● Collection entries
━━━
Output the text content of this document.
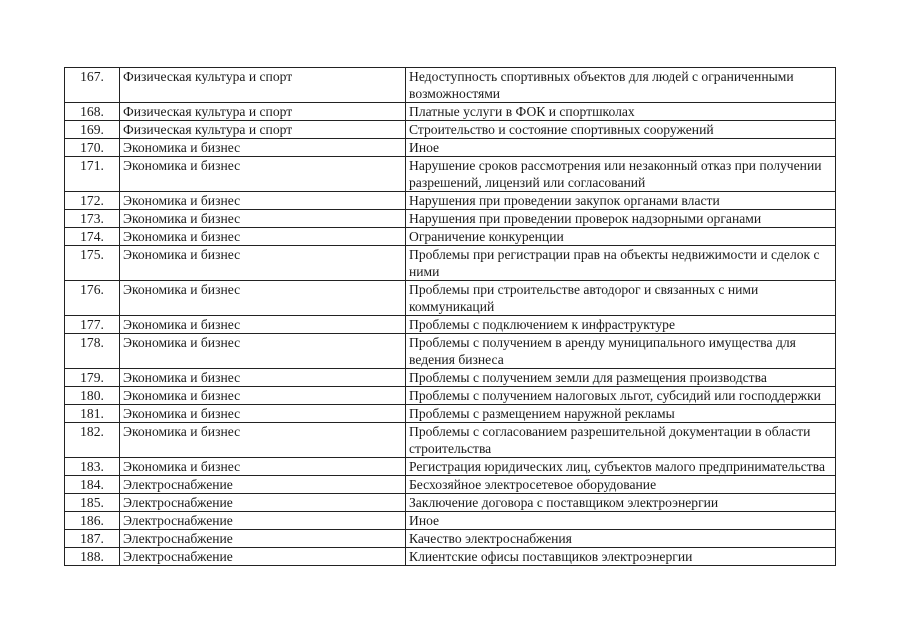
167.	Физическая культура и спорт	Недоступность спортивных объектов для людей с ограниченными возможностями
168.	Физическая культура и спорт	Платные услуги в ФОК и спортшколах
169.	Физическая культура и спорт	Строительство и состояние спортивных сооружений
170.	Экономика и бизнес	Иное
171.	Экономика и бизнес	Нарушение сроков рассмотрения или незаконный отказ при получении разрешений, лицензий или согласований
172.	Экономика и бизнес	Нарушения при проведении закупок органами власти
173.	Экономика и бизнес	Нарушения при проведении проверок надзорными органами
174.	Экономика и бизнес	Ограничение конкуренции
175.	Экономика и бизнес	Проблемы при регистрации прав на объекты недвижимости и сделок с ними
176.	Экономика и бизнес	Проблемы при строительстве автодорог и связанных с ними коммуникаций
177.	Экономика и бизнес	Проблемы с подключением к инфраструктуре
178.	Экономика и бизнес	Проблемы с получением в аренду муниципального имущества для ведения бизнеса
179.	Экономика и бизнес	Проблемы с получением земли для размещения производства
180.	Экономика и бизнес	Проблемы с получением налоговых льгот, субсидий или господдержки
181.	Экономика и бизнес	Проблемы с размещением наружной рекламы
182.	Экономика и бизнес	Проблемы с согласованием разрешительной документации в области строительства
183.	Экономика и бизнес	Регистрация юридических лиц, субъектов малого предпринимательства
184.	Электроснабжение	Бесхозяйное электросетевое оборудование
185.	Электроснабжение	Заключение договора с поставщиком электроэнергии
186.	Электроснабжение	Иное
187.	Электроснабжение	Качество электроснабжения
188.	Электроснабжение	Клиентские офисы поставщиков электроэнергии
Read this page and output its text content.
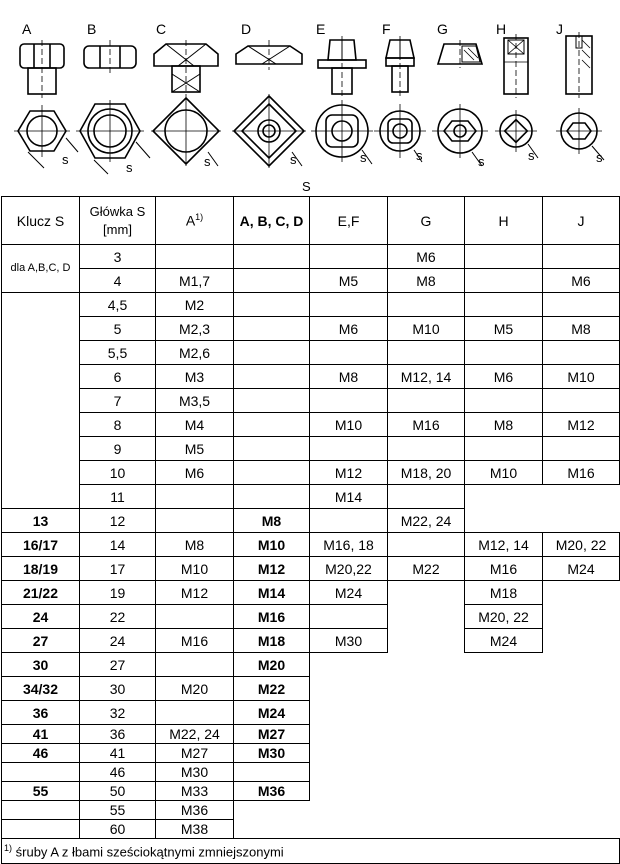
A	B	C	D	E	F	G	H	J
s
s	s	s	s	s	s	s	s
S
Klucz S	Główka S [mm]	$A^{1)}$	A, B, C, D	E,F	G	H	J
dla A,B,C, D	3				M6		
	4	M1,7		M5	M8		M6
	4,5	M2					
	5	M2,3		M6	M10	M5	M8
	5,5	M2,6					
	6	M3		M8	M12, 14	M6	M10
	7	M3,5					
	8	M4		M10	M16	M8	M12
	9	M5					
	10	M6		M12	M18, 20	M10	M16
	11			M14			
13	12		M8		M22, 24		
16/17	14	M8	M10	M16, 18		M12, 14	M20, 22
18/19	17	M10	M12	M20,22	M22	M16	M24
21/22	19	M12	M14	M24		M18	
24	22		M16			M20, 22	
27	24	M16	M18	M30		M24	
30	27		M20				
34/32	30	M20	M22				
36	32		M24				
41	36	M22, 24	M27				
46	41	M27	M30				
	46	M30					
55	50	M33	M36				
	55	M36					
	60	M38					
$^{1)}$ śruby A z łbami sześciokątnymi zmniejszonymi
━━━
● Stated exercise
Your copy should match the entries exactly, minus the pictures.

● Task output
Output the text content of this document.
167.	Физическая культура и спорт	Недоступность спортивных объектов для людей с ограниченными возможностями
168.	Физическая культура и спорт	Платные услуги в ФОК и спортшколах
169.	Физическая культура и спорт	Строительство и состояние спортивных сооружений
170.	Экономика и бизнес	Иное
171.	Экономика и бизнес	Нарушение сроков рассмотрения или незаконный отказ при получении разрешений, лицензий или согласований
172.	Экономика и бизнес	Нарушения при проведении закупок органами власти
173.	Экономика и бизнес	Нарушения при проведении проверок надзорными органами
174.	Экономика и бизнес	Ограничение конкуренции
175.	Экономика и бизнес	Проблемы при регистрации прав на объекты недвижимости и сделок с ними
176.	Экономика и бизнес	Проблемы при строительстве автодорог и связанных с ними коммуникаций
177.	Экономика и бизнес	Проблемы с подключением к инфраструктуре
178.	Экономика и бизнес	Проблемы с получением в аренду муниципального имущества для ведения бизнеса
179.	Экономика и бизнес	Проблемы с получением земли для размещения производства
180.	Экономика и бизнес	Проблемы с получением налоговых льгот, субсидий или господдержки
181.	Экономика и бизнес	Проблемы с размещением наружной рекламы
182.	Экономика и бизнес	Проблемы с согласованием разрешительной документации в области строительства
183.	Экономика и бизнес	Регистрация юридических лиц, субъектов малого предпринимательства
184.	Электроснабжение	Бесхозяйное электросетевое оборудование
185.	Электроснабжение	Заключение договора с поставщиком электроэнергии
186.	Электроснабжение	Иное
187.	Электроснабжение	Качество электроснабжения
188.	Электроснабжение	Клиентские офисы поставщиков электроэнергии
Read this page and output its text content.
A	B	C	D	E	F	G	H	J
s
s	s	s	s	s	s	s	s
S
Klucz S	Główka S [mm]	$A^{1)}$	A, B, C, D	E,F	G	H	J
dla A,B,C, D	3				M6		
	4	M1,7		M5	M8		M6
	4,5	M2					
	5	M2,3		M6	M10	M5	M8
	5,5	M2,6					
	6	M3		M8	M12, 14	M6	M10
	7	M3,5					
	8	M4		M10	M16	M8	M12
	9	M5					
	10	M6		M12	M18, 20	M10	M16
	11			M14			
13	12		M8		M22, 24		
16/17	14	M8	M10	M16, 18		M12, 14	M20, 22
18/19	17	M10	M12	M20,22	M22	M16	M24
21/22	19	M12	M14	M24		M18	
24	22		M16			M20, 22	
27	24	M16	M18	M30		M24	
30	27		M20				
34/32	30	M20	M22				
36	32		M24				
41	36	M22, 24	M27				
46	41	M27	M30				
	46	M30					
55	50	M33	M36				
	55	M36					
	60	M38					
$^{1)}$ śruby A z łbami sześciokątnymi zmniejszonymi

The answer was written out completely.